# Saved data entries
· · · ·

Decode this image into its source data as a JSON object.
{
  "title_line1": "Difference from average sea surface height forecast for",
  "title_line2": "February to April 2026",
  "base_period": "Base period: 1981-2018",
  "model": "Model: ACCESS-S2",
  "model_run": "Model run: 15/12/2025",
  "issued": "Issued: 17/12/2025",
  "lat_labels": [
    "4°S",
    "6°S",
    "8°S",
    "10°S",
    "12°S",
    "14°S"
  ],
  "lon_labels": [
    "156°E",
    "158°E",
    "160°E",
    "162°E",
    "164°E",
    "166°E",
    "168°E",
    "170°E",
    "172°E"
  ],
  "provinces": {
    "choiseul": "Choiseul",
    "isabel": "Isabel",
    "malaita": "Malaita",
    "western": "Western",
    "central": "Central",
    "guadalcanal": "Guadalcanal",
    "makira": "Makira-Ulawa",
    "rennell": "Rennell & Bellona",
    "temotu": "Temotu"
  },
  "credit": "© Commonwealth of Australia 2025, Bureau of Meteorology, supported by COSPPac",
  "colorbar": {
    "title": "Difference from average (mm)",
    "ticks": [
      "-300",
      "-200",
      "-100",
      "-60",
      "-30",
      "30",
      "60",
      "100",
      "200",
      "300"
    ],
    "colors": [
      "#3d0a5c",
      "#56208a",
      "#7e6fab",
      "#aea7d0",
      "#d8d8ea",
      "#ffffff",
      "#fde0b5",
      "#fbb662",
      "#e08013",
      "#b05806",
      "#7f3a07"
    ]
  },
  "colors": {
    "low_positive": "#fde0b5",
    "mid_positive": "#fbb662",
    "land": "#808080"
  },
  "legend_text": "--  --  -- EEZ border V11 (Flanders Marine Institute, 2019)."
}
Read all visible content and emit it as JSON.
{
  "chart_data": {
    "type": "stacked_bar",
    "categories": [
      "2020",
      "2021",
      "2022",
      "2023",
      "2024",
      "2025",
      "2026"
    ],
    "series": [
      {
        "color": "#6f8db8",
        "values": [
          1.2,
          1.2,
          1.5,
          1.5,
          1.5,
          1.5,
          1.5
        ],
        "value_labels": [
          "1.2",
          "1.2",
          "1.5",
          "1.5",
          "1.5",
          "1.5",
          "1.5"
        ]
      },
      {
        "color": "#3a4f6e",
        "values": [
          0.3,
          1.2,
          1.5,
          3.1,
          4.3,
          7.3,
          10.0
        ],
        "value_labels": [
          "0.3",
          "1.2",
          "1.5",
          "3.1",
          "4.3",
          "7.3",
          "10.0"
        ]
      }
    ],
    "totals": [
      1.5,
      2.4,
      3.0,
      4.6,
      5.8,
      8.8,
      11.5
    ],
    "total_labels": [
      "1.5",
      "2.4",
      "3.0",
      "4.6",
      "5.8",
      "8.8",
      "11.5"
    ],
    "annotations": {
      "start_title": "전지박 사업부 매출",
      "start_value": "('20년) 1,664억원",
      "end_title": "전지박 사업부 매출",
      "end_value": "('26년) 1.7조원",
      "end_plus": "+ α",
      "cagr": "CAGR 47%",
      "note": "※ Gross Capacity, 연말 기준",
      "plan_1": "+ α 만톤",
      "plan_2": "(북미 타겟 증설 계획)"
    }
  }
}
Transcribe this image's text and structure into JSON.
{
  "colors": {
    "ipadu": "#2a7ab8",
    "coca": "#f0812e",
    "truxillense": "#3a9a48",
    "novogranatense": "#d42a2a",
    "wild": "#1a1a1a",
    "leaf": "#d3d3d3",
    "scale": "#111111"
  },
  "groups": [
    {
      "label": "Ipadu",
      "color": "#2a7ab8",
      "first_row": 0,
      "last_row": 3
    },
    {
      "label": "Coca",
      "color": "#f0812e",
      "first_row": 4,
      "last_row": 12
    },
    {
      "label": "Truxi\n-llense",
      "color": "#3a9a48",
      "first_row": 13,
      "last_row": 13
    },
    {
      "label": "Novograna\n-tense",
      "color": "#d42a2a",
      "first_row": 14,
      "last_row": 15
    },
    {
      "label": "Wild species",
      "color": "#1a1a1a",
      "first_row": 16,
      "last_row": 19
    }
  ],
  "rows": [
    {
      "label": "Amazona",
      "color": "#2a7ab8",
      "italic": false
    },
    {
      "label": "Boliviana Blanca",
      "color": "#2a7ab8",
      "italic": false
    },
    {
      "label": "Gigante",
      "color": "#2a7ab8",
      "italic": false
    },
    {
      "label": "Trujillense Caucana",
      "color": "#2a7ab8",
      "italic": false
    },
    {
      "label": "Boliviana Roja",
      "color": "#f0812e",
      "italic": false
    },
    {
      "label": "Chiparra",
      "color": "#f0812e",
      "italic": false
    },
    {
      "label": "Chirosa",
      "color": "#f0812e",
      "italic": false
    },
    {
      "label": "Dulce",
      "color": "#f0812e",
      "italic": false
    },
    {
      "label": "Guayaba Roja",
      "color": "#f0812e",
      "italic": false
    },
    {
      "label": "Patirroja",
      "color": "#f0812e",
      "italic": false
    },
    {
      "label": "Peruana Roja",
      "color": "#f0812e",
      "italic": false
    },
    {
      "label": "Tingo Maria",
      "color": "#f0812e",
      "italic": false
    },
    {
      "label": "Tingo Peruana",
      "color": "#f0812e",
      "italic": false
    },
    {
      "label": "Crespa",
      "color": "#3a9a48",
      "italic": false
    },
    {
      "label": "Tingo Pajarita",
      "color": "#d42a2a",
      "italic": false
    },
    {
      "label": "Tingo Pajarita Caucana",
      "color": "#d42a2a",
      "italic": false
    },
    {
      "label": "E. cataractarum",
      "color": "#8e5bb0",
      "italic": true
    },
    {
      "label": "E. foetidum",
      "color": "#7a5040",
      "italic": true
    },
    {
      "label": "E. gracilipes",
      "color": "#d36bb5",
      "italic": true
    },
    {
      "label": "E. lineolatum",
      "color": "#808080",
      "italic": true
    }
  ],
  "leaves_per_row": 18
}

· · · ·

# Exercise directions
Repeat the listing exactly, from its first line to its last.

# Full solution
Decode this image into its source data as a JSON object.
{
  "title_line1": "Difference from average sea surface height forecast for",
  "title_line2": "February to April 2026",
  "base_period": "Base period: 1981-2018",
  "model": "Model: ACCESS-S2",
  "model_run": "Model run: 15/12/2025",
  "issued": "Issued: 17/12/2025",
  "lat_labels": [
    "4°S",
    "6°S",
    "8°S",
    "10°S",
    "12°S",
    "14°S"
  ],
  "lon_labels": [
    "156°E",
    "158°E",
    "160°E",
    "162°E",
    "164°E",
    "166°E",
    "168°E",
    "170°E",
    "172°E"
  ],
  "provinces": {
    "choiseul": "Choiseul",
    "isabel": "Isabel",
    "malaita": "Malaita",
    "western": "Western",
    "central": "Central",
    "guadalcanal": "Guadalcanal",
    "makira": "Makira-Ulawa",
    "rennell": "Rennell & Bellona",
    "temotu": "Temotu"
  },
  "credit": "© Commonwealth of Australia 2025, Bureau of Meteorology, supported by COSPPac",
  "colorbar": {
    "title": "Difference from average (mm)",
    "ticks": [
      "-300",
      "-200",
      "-100",
      "-60",
      "-30",
      "30",
      "60",
      "100",
      "200",
      "300"
    ],
    "colors": [
      "#3d0a5c",
      "#56208a",
      "#7e6fab",
      "#aea7d0",
      "#d8d8ea",
      "#ffffff",
      "#fde0b5",
      "#fbb662",
      "#e08013",
      "#b05806",
      "#7f3a07"
    ]
  },
  "colors": {
    "low_positive": "#fde0b5",
    "mid_positive": "#fbb662",
    "land": "#808080"
  },
  "legend_text": "--  --  -- EEZ border V11 (Flanders Marine Institute, 2019)."
}
Read all visible content and emit it as JSON.
{
  "chart_data": {
    "type": "stacked_bar",
    "categories": [
      "2020",
      "2021",
      "2022",
      "2023",
      "2024",
      "2025",
      "2026"
    ],
    "series": [
      {
        "color": "#6f8db8",
        "values": [
          1.2,
          1.2,
          1.5,
          1.5,
          1.5,
          1.5,
          1.5
        ],
        "value_labels": [
          "1.2",
          "1.2",
          "1.5",
          "1.5",
          "1.5",
          "1.5",
          "1.5"
        ]
      },
      {
        "color": "#3a4f6e",
        "values": [
          0.3,
          1.2,
          1.5,
          3.1,
          4.3,
          7.3,
          10.0
        ],
        "value_labels": [
          "0.3",
          "1.2",
          "1.5",
          "3.1",
          "4.3",
          "7.3",
          "10.0"
        ]
      }
    ],
    "totals": [
      1.5,
      2.4,
      3.0,
      4.6,
      5.8,
      8.8,
      11.5
    ],
    "total_labels": [
      "1.5",
      "2.4",
      "3.0",
      "4.6",
      "5.8",
      "8.8",
      "11.5"
    ],
    "annotations": {
      "start_title": "전지박 사업부 매출",
      "start_value": "('20년) 1,664억원",
      "end_title": "전지박 사업부 매출",
      "end_value": "('26년) 1.7조원",
      "end_plus": "+ α",
      "cagr": "CAGR 47%",
      "note": "※ Gross Capacity, 연말 기준",
      "plan_1": "+ α 만톤",
      "plan_2": "(북미 타겟 증설 계획)"
    }
  }
}
Transcribe this image's text and structure into JSON.
{
  "colors": {
    "ipadu": "#2a7ab8",
    "coca": "#f0812e",
    "truxillense": "#3a9a48",
    "novogranatense": "#d42a2a",
    "wild": "#1a1a1a",
    "leaf": "#d3d3d3",
    "scale": "#111111"
  },
  "groups": [
    {
      "label": "Ipadu",
      "color": "#2a7ab8",
      "first_row": 0,
      "last_row": 3
    },
    {
      "label": "Coca",
      "color": "#f0812e",
      "first_row": 4,
      "last_row": 12
    },
    {
      "label": "Truxi\n-llense",
      "color": "#3a9a48",
      "first_row": 13,
      "last_row": 13
    },
    {
      "label": "Novograna\n-tense",
      "color": "#d42a2a",
      "first_row": 14,
      "last_row": 15
    },
    {
      "label": "Wild species",
      "color": "#1a1a1a",
      "first_row": 16,
      "last_row": 19
    }
  ],
  "rows": [
    {
      "label": "Amazona",
      "color": "#2a7ab8",
      "italic": false
    },
    {
      "label": "Boliviana Blanca",
      "color": "#2a7ab8",
      "italic": false
    },
    {
      "label": "Gigante",
      "color": "#2a7ab8",
      "italic": false
    },
    {
      "label": "Trujillense Caucana",
      "color": "#2a7ab8",
      "italic": false
    },
    {
      "label": "Boliviana Roja",
      "color": "#f0812e",
      "italic": false
    },
    {
      "label": "Chiparra",
      "color": "#f0812e",
      "italic": false
    },
    {
      "label": "Chirosa",
      "color": "#f0812e",
      "italic": false
    },
    {
      "label": "Dulce",
      "color": "#f0812e",
      "italic": false
    },
    {
      "label": "Guayaba Roja",
      "color": "#f0812e",
      "italic": false
    },
    {
      "label": "Patirroja",
      "color": "#f0812e",
      "italic": false
    },
    {
      "label": "Peruana Roja",
      "color": "#f0812e",
      "italic": false
    },
    {
      "label": "Tingo Maria",
      "color": "#f0812e",
      "italic": false
    },
    {
      "label": "Tingo Peruana",
      "color": "#f0812e",
      "italic": false
    },
    {
      "label": "Crespa",
      "color": "#3a9a48",
      "italic": false
    },
    {
      "label": "Tingo Pajarita",
      "color": "#d42a2a",
      "italic": false
    },
    {
      "label": "Tingo Pajarita Caucana",
      "color": "#d42a2a",
      "italic": false
    },
    {
      "label": "E. cataractarum",
      "color": "#8e5bb0",
      "italic": true
    },
    {
      "label": "E. foetidum",
      "color": "#7a5040",
      "italic": true
    },
    {
      "label": "E. gracilipes",
      "color": "#d36bb5",
      "italic": true
    },
    {
      "label": "E. lineolatum",
      "color": "#808080",
      "italic": true
    }
  ],
  "leaves_per_row": 18
}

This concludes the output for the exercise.